Input data:
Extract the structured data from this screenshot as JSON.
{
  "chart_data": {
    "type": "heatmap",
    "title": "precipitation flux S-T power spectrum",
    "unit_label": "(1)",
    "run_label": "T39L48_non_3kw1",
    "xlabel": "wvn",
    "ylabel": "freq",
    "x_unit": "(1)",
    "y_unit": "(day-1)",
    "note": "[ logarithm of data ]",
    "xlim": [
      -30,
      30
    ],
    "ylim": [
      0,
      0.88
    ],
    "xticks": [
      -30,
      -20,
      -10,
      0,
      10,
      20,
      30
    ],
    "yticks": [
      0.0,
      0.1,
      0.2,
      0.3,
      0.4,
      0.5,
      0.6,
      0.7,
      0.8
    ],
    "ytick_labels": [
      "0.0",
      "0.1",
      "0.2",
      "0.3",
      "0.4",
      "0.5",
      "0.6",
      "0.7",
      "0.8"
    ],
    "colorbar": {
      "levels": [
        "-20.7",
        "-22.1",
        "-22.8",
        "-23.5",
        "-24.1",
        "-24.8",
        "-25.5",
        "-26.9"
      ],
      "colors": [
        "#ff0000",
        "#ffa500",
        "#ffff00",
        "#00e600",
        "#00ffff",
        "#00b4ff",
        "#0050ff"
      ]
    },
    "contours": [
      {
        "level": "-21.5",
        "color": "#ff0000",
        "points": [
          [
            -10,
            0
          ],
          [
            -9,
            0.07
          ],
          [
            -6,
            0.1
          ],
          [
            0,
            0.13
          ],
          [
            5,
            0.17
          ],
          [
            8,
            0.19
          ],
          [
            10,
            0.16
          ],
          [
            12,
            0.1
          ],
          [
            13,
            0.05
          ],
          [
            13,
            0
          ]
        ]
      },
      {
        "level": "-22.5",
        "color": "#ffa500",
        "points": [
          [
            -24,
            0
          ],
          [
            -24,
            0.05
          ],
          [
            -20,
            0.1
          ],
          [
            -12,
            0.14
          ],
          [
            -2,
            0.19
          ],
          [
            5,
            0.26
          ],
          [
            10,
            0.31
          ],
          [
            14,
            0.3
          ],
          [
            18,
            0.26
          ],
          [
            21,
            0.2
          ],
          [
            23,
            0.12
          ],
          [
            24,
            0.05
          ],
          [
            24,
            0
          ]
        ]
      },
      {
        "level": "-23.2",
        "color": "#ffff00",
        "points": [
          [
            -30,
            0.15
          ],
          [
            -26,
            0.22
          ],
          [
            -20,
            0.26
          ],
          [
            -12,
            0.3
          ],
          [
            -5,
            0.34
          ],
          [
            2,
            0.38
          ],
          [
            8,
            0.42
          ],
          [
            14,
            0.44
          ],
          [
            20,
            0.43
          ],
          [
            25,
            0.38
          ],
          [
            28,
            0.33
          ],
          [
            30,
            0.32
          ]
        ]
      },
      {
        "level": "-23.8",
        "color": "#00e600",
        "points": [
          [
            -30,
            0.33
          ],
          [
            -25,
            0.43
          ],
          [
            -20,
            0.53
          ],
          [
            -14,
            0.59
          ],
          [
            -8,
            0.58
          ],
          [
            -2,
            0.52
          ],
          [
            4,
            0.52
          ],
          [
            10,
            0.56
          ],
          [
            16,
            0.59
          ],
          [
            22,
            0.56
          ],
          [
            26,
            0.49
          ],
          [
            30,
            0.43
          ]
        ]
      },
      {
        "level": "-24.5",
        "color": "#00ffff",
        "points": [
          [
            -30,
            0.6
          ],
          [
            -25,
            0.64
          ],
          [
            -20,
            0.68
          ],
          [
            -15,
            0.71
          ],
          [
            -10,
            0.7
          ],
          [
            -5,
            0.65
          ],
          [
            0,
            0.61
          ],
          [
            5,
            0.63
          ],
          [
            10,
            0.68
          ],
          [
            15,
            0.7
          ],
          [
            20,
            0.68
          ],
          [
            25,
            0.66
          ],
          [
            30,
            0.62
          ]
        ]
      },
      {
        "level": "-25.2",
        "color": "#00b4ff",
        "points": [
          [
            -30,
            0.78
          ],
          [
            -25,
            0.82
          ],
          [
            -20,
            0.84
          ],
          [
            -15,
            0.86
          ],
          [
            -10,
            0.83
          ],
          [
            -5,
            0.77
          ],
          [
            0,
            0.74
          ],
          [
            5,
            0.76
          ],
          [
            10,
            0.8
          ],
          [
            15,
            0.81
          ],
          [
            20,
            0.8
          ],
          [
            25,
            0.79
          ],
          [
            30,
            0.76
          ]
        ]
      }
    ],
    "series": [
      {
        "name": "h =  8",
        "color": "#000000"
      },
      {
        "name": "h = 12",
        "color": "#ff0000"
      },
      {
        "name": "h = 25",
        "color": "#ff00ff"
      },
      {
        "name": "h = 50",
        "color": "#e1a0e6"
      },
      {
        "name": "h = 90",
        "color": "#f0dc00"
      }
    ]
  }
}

Task: Would you restate each of the entries word for word?

Task answer:
Extract the structured data from this screenshot as JSON.
{
  "chart_data": {
    "type": "heatmap",
    "title": "precipitation flux S-T power spectrum",
    "unit_label": "(1)",
    "run_label": "T39L48_non_3kw1",
    "xlabel": "wvn",
    "ylabel": "freq",
    "x_unit": "(1)",
    "y_unit": "(day-1)",
    "note": "[ logarithm of data ]",
    "xlim": [
      -30,
      30
    ],
    "ylim": [
      0,
      0.88
    ],
    "xticks": [
      -30,
      -20,
      -10,
      0,
      10,
      20,
      30
    ],
    "yticks": [
      0.0,
      0.1,
      0.2,
      0.3,
      0.4,
      0.5,
      0.6,
      0.7,
      0.8
    ],
    "ytick_labels": [
      "0.0",
      "0.1",
      "0.2",
      "0.3",
      "0.4",
      "0.5",
      "0.6",
      "0.7",
      "0.8"
    ],
    "colorbar": {
      "levels": [
        "-20.7",
        "-22.1",
        "-22.8",
        "-23.5",
        "-24.1",
        "-24.8",
        "-25.5",
        "-26.9"
      ],
      "colors": [
        "#ff0000",
        "#ffa500",
        "#ffff00",
        "#00e600",
        "#00ffff",
        "#00b4ff",
        "#0050ff"
      ]
    },
    "contours": [
      {
        "level": "-21.5",
        "color": "#ff0000",
        "points": [
          [
            -10,
            0
          ],
          [
            -9,
            0.07
          ],
          [
            -6,
            0.1
          ],
          [
            0,
            0.13
          ],
          [
            5,
            0.17
          ],
          [
            8,
            0.19
          ],
          [
            10,
            0.16
          ],
          [
            12,
            0.1
          ],
          [
            13,
            0.05
          ],
          [
            13,
            0
          ]
        ]
      },
      {
        "level": "-22.5",
        "color": "#ffa500",
        "points": [
          [
            -24,
            0
          ],
          [
            -24,
            0.05
          ],
          [
            -20,
            0.1
          ],
          [
            -12,
            0.14
          ],
          [
            -2,
            0.19
          ],
          [
            5,
            0.26
          ],
          [
            10,
            0.31
          ],
          [
            14,
            0.3
          ],
          [
            18,
            0.26
          ],
          [
            21,
            0.2
          ],
          [
            23,
            0.12
          ],
          [
            24,
            0.05
          ],
          [
            24,
            0
          ]
        ]
      },
      {
        "level": "-23.2",
        "color": "#ffff00",
        "points": [
          [
            -30,
            0.15
          ],
          [
            -26,
            0.22
          ],
          [
            -20,
            0.26
          ],
          [
            -12,
            0.3
          ],
          [
            -5,
            0.34
          ],
          [
            2,
            0.38
          ],
          [
            8,
            0.42
          ],
          [
            14,
            0.44
          ],
          [
            20,
            0.43
          ],
          [
            25,
            0.38
          ],
          [
            28,
            0.33
          ],
          [
            30,
            0.32
          ]
        ]
      },
      {
        "level": "-23.8",
        "color": "#00e600",
        "points": [
          [
            -30,
            0.33
          ],
          [
            -25,
            0.43
          ],
          [
            -20,
            0.53
          ],
          [
            -14,
            0.59
          ],
          [
            -8,
            0.58
          ],
          [
            -2,
            0.52
          ],
          [
            4,
            0.52
          ],
          [
            10,
            0.56
          ],
          [
            16,
            0.59
          ],
          [
            22,
            0.56
          ],
          [
            26,
            0.49
          ],
          [
            30,
            0.43
          ]
        ]
      },
      {
        "level": "-24.5",
        "color": "#00ffff",
        "points": [
          [
            -30,
            0.6
          ],
          [
            -25,
            0.64
          ],
          [
            -20,
            0.68
          ],
          [
            -15,
            0.71
          ],
          [
            -10,
            0.7
          ],
          [
            -5,
            0.65
          ],
          [
            0,
            0.61
          ],
          [
            5,
            0.63
          ],
          [
            10,
            0.68
          ],
          [
            15,
            0.7
          ],
          [
            20,
            0.68
          ],
          [
            25,
            0.66
          ],
          [
            30,
            0.62
          ]
        ]
      },
      {
        "level": "-25.2",
        "color": "#00b4ff",
        "points": [
          [
            -30,
            0.78
          ],
          [
            -25,
            0.82
          ],
          [
            -20,
            0.84
          ],
          [
            -15,
            0.86
          ],
          [
            -10,
            0.83
          ],
          [
            -5,
            0.77
          ],
          [
            0,
            0.74
          ],
          [
            5,
            0.76
          ],
          [
            10,
            0.8
          ],
          [
            15,
            0.81
          ],
          [
            20,
            0.8
          ],
          [
            25,
            0.79
          ],
          [
            30,
            0.76
          ]
        ]
      }
    ],
    "series": [
      {
        "name": "h =  8",
        "color": "#000000"
      },
      {
        "name": "h = 12",
        "color": "#ff0000"
      },
      {
        "name": "h = 25",
        "color": "#ff00ff"
      },
      {
        "name": "h = 50",
        "color": "#e1a0e6"
      },
      {
        "name": "h = 90",
        "color": "#f0dc00"
      }
    ]
  }
}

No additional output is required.